Return every entry exactly.

-- begin --

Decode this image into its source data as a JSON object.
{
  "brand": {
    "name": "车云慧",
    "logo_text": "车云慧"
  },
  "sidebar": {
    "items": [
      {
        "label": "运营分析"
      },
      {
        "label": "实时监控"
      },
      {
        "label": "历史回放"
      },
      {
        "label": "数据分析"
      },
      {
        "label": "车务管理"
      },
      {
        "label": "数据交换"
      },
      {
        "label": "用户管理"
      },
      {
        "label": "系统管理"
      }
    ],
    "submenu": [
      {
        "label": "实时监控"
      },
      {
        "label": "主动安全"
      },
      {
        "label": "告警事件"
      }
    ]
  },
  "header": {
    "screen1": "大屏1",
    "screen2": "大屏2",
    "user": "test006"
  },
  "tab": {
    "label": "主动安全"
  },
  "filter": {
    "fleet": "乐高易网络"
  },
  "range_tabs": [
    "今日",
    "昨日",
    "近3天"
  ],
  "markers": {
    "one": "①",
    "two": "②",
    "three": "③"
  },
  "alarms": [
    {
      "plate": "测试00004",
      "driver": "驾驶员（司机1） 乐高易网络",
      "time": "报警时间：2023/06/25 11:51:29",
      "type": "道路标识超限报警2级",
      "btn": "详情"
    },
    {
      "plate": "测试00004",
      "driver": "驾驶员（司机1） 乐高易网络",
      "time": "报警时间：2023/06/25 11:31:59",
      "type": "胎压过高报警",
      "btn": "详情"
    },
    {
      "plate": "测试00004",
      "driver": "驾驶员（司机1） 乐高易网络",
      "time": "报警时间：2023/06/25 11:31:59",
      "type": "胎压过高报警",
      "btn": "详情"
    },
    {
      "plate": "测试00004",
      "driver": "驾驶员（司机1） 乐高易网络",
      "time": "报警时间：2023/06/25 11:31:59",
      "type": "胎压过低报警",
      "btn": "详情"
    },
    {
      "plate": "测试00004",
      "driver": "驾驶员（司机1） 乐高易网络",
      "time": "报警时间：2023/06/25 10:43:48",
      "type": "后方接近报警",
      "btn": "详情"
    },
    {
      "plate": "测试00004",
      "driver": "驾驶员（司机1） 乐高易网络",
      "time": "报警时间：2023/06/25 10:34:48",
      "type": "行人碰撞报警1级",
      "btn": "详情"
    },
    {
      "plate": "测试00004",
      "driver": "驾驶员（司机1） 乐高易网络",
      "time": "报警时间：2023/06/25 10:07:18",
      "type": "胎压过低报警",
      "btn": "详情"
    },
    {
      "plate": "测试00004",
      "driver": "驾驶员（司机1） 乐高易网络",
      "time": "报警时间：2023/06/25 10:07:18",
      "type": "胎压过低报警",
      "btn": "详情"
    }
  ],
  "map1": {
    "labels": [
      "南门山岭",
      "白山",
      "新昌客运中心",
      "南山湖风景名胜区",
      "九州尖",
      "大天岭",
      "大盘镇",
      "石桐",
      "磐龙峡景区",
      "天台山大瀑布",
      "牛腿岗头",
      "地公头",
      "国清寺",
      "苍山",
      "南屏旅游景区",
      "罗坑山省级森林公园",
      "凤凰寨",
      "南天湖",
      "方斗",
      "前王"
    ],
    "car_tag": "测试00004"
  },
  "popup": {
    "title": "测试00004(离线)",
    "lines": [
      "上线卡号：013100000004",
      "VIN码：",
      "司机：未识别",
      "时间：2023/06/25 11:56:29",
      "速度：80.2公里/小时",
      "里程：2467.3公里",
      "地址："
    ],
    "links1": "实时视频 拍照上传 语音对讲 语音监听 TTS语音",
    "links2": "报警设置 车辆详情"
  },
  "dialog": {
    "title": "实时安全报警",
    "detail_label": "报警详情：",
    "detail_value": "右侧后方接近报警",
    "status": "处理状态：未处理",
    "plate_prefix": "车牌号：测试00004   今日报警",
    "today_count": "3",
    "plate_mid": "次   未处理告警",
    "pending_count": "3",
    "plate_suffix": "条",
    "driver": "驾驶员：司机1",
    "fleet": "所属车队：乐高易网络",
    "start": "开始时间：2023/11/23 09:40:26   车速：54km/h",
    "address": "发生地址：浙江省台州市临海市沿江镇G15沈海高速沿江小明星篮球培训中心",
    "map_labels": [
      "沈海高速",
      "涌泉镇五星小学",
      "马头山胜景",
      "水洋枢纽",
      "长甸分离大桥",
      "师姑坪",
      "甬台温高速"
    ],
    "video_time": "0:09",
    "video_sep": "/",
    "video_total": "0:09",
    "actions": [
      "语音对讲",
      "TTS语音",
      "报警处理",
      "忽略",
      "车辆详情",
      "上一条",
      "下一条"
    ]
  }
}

-- end --

* THE RESULT *
Decode this image into its source data as a JSON object.
{
  "brand": {
    "name": "车云慧",
    "logo_text": "车云慧"
  },
  "sidebar": {
    "items": [
      {
        "label": "运营分析"
      },
      {
        "label": "实时监控"
      },
      {
        "label": "历史回放"
      },
      {
        "label": "数据分析"
      },
      {
        "label": "车务管理"
      },
      {
        "label": "数据交换"
      },
      {
        "label": "用户管理"
      },
      {
        "label": "系统管理"
      }
    ],
    "submenu": [
      {
        "label": "实时监控"
      },
      {
        "label": "主动安全"
      },
      {
        "label": "告警事件"
      }
    ]
  },
  "header": {
    "screen1": "大屏1",
    "screen2": "大屏2",
    "user": "test006"
  },
  "tab": {
    "label": "主动安全"
  },
  "filter": {
    "fleet": "乐高易网络"
  },
  "range_tabs": [
    "今日",
    "昨日",
    "近3天"
  ],
  "markers": {
    "one": "①",
    "two": "②",
    "three": "③"
  },
  "alarms": [
    {
      "plate": "测试00004",
      "driver": "驾驶员（司机1） 乐高易网络",
      "time": "报警时间：2023/06/25 11:51:29",
      "type": "道路标识超限报警2级",
      "btn": "详情"
    },
    {
      "plate": "测试00004",
      "driver": "驾驶员（司机1） 乐高易网络",
      "time": "报警时间：2023/06/25 11:31:59",
      "type": "胎压过高报警",
      "btn": "详情"
    },
    {
      "plate": "测试00004",
      "driver": "驾驶员（司机1） 乐高易网络",
      "time": "报警时间：2023/06/25 11:31:59",
      "type": "胎压过高报警",
      "btn": "详情"
    },
    {
      "plate": "测试00004",
      "driver": "驾驶员（司机1） 乐高易网络",
      "time": "报警时间：2023/06/25 11:31:59",
      "type": "胎压过低报警",
      "btn": "详情"
    },
    {
      "plate": "测试00004",
      "driver": "驾驶员（司机1） 乐高易网络",
      "time": "报警时间：2023/06/25 10:43:48",
      "type": "后方接近报警",
      "btn": "详情"
    },
    {
      "plate": "测试00004",
      "driver": "驾驶员（司机1） 乐高易网络",
      "time": "报警时间：2023/06/25 10:34:48",
      "type": "行人碰撞报警1级",
      "btn": "详情"
    },
    {
      "plate": "测试00004",
      "driver": "驾驶员（司机1） 乐高易网络",
      "time": "报警时间：2023/06/25 10:07:18",
      "type": "胎压过低报警",
      "btn": "详情"
    },
    {
      "plate": "测试00004",
      "driver": "驾驶员（司机1） 乐高易网络",
      "time": "报警时间：2023/06/25 10:07:18",
      "type": "胎压过低报警",
      "btn": "详情"
    }
  ],
  "map1": {
    "labels": [
      "南门山岭",
      "白山",
      "新昌客运中心",
      "南山湖风景名胜区",
      "九州尖",
      "大天岭",
      "大盘镇",
      "石桐",
      "磐龙峡景区",
      "天台山大瀑布",
      "牛腿岗头",
      "地公头",
      "国清寺",
      "苍山",
      "南屏旅游景区",
      "罗坑山省级森林公园",
      "凤凰寨",
      "南天湖",
      "方斗",
      "前王"
    ],
    "car_tag": "测试00004"
  },
  "popup": {
    "title": "测试00004(离线)",
    "lines": [
      "上线卡号：013100000004",
      "VIN码：",
      "司机：未识别",
      "时间：2023/06/25 11:56:29",
      "速度：80.2公里/小时",
      "里程：2467.3公里",
      "地址："
    ],
    "links1": "实时视频 拍照上传 语音对讲 语音监听 TTS语音",
    "links2": "报警设置 车辆详情"
  },
  "dialog": {
    "title": "实时安全报警",
    "detail_label": "报警详情：",
    "detail_value": "右侧后方接近报警",
    "status": "处理状态：未处理",
    "plate_prefix": "车牌号：测试00004   今日报警",
    "today_count": "3",
    "plate_mid": "次   未处理告警",
    "pending_count": "3",
    "plate_suffix": "条",
    "driver": "驾驶员：司机1",
    "fleet": "所属车队：乐高易网络",
    "start": "开始时间：2023/11/23 09:40:26   车速：54km/h",
    "address": "发生地址：浙江省台州市临海市沿江镇G15沈海高速沿江小明星篮球培训中心",
    "map_labels": [
      "沈海高速",
      "涌泉镇五星小学",
      "马头山胜景",
      "水洋枢纽",
      "长甸分离大桥",
      "师姑坪",
      "甬台温高速"
    ],
    "video_time": "0:09",
    "video_sep": "/",
    "video_total": "0:09",
    "actions": [
      "语音对讲",
      "TTS语音",
      "报警处理",
      "忽略",
      "车辆详情",
      "上一条",
      "下一条"
    ]
  }
}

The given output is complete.